* **Exercise details**:
Write the number of lines holding the word "text", and nothing else.

--- Start of Listed records ---

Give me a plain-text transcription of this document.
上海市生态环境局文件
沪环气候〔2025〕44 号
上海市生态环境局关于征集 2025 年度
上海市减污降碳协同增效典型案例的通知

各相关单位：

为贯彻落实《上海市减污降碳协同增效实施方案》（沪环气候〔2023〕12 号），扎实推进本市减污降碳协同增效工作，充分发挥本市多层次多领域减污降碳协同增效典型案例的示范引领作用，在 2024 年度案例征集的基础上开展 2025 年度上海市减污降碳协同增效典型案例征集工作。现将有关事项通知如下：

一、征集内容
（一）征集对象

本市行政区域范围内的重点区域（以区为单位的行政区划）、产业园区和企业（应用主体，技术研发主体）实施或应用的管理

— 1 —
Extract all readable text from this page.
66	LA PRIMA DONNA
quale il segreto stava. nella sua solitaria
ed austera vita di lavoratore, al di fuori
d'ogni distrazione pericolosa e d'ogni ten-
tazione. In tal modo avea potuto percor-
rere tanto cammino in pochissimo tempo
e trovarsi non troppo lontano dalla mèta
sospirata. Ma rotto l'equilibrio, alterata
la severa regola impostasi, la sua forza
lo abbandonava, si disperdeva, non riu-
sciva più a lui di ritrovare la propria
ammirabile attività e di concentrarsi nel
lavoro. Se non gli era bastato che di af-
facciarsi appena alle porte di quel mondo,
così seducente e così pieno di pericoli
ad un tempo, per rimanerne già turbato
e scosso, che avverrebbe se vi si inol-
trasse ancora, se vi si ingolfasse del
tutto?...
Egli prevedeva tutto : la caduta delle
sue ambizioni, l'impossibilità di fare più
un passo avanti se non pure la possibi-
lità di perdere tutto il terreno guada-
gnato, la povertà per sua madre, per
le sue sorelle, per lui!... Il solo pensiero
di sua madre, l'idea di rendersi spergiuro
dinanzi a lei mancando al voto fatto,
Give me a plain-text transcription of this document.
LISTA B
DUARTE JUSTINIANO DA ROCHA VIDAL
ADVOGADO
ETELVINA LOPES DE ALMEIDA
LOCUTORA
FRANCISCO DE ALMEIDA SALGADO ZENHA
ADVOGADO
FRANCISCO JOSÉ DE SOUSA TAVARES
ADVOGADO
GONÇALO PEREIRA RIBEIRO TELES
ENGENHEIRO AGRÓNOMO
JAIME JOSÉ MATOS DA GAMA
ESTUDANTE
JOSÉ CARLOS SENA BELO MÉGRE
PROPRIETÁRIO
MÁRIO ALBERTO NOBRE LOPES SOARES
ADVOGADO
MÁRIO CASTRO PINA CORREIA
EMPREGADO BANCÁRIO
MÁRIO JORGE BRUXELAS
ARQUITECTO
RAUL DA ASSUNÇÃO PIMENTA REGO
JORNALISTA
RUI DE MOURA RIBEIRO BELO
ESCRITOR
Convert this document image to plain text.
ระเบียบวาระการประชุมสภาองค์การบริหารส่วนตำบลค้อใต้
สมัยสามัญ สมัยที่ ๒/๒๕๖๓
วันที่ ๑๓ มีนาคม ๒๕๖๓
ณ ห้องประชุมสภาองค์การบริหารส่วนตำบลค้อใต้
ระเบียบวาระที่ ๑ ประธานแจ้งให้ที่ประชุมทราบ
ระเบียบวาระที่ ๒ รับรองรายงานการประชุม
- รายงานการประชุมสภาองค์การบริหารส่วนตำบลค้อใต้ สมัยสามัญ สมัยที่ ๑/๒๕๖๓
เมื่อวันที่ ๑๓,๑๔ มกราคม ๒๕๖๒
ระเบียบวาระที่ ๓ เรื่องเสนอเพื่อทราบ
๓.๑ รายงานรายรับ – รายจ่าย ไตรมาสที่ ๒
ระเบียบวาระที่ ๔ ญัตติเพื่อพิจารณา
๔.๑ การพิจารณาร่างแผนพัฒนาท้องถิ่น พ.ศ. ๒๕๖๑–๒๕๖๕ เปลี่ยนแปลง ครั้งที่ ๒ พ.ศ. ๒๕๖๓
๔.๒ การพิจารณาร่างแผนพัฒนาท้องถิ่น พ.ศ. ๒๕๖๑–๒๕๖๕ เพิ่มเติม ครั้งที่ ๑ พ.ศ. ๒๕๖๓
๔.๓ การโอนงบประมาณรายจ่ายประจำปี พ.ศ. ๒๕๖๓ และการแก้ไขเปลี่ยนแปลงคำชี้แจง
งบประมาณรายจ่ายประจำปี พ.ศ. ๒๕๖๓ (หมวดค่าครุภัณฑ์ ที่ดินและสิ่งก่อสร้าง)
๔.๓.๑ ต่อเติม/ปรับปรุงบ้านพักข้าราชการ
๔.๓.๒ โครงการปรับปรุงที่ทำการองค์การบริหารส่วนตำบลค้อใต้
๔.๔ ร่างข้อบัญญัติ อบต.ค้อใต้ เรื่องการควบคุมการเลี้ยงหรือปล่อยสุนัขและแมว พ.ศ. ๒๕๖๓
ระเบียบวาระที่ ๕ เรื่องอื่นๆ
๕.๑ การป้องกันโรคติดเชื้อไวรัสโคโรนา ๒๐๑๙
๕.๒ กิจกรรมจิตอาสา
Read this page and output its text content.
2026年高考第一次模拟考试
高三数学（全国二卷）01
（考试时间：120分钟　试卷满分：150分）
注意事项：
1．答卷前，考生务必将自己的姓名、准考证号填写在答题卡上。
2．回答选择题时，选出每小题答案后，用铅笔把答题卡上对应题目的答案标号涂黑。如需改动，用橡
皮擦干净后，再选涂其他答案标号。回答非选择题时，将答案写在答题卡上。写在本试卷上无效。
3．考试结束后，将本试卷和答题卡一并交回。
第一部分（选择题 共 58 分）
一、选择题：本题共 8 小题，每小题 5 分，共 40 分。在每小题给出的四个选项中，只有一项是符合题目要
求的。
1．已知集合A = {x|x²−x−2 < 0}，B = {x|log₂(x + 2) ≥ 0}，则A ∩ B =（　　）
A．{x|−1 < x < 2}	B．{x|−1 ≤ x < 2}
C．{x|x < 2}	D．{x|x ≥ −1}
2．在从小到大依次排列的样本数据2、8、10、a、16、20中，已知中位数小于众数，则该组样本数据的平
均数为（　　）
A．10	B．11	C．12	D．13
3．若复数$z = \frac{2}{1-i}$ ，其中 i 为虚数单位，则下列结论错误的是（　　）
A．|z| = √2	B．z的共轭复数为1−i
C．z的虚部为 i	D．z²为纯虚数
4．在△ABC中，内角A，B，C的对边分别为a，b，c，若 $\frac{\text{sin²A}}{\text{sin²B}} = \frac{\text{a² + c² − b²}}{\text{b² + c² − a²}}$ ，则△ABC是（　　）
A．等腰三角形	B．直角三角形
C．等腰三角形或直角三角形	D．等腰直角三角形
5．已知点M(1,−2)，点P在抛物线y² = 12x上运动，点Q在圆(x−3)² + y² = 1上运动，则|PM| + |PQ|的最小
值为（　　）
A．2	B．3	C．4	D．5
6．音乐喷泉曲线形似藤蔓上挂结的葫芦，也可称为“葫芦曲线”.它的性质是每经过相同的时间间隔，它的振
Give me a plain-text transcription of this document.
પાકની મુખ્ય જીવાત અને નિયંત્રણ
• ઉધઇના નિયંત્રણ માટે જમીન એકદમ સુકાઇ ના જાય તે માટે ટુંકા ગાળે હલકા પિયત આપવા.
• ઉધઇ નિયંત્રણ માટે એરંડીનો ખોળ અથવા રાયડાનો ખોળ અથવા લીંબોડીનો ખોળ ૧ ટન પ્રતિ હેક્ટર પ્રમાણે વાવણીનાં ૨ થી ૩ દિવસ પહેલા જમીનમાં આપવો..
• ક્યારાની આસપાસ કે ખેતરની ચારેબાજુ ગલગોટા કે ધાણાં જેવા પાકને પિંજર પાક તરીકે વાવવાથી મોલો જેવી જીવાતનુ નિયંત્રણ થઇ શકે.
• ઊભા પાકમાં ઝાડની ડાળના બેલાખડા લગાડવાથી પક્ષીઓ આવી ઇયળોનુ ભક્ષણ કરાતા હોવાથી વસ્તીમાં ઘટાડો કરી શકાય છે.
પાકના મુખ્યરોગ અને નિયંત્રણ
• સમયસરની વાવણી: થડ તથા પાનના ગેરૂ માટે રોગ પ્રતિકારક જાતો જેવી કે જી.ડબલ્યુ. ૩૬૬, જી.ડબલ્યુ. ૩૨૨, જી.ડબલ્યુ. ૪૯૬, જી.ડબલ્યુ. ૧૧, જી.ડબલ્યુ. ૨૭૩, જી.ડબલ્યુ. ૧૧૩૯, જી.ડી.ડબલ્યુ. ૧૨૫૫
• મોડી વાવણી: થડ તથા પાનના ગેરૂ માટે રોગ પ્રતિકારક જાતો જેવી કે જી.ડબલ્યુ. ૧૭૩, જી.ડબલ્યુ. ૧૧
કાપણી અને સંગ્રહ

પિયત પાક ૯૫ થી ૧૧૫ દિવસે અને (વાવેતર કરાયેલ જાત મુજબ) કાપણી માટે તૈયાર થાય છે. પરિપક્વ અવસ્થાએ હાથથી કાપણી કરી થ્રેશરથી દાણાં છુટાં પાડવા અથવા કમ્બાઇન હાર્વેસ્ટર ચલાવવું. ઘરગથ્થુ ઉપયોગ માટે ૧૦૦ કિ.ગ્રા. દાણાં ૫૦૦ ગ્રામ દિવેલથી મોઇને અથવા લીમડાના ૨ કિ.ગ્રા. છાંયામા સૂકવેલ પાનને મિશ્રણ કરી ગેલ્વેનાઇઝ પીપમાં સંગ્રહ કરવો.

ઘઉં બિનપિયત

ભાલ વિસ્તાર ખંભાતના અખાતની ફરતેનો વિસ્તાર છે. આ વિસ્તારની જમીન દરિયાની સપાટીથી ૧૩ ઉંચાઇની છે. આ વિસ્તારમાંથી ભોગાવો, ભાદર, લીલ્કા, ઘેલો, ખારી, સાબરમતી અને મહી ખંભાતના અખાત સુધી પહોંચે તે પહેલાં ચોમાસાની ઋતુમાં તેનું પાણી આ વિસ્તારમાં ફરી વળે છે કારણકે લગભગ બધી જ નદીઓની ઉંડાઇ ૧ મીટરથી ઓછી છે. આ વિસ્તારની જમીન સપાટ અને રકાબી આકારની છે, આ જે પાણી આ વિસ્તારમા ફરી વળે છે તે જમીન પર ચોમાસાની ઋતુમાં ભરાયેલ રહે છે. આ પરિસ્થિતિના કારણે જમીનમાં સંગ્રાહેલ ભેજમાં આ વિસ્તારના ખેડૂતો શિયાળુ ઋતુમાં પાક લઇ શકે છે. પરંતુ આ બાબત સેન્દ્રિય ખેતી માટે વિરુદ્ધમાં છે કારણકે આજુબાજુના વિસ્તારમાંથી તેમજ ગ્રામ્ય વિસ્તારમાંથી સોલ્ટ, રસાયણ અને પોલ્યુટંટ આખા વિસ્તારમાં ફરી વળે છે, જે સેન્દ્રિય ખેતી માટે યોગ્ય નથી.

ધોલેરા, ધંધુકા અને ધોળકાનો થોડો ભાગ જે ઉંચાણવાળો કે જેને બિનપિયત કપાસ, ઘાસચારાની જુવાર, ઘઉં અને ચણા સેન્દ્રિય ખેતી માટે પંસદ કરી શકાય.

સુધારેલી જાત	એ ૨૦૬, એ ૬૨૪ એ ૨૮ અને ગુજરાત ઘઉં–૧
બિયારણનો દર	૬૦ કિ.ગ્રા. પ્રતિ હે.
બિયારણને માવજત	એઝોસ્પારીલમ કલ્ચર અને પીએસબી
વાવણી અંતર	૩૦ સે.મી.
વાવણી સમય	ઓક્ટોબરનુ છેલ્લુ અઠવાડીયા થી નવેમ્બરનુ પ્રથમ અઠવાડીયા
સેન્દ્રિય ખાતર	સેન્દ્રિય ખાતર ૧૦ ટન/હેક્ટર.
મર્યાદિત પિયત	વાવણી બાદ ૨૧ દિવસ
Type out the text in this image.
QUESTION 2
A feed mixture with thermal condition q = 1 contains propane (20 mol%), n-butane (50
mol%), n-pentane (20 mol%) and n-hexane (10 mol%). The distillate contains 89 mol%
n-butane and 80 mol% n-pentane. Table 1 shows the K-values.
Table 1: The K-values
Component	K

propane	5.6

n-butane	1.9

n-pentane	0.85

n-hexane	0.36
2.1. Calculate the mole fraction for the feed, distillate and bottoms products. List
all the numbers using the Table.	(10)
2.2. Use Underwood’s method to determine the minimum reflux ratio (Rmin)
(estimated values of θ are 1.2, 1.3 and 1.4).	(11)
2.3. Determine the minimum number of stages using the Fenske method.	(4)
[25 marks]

--- End of Listed records ---

* **Solution below**:
8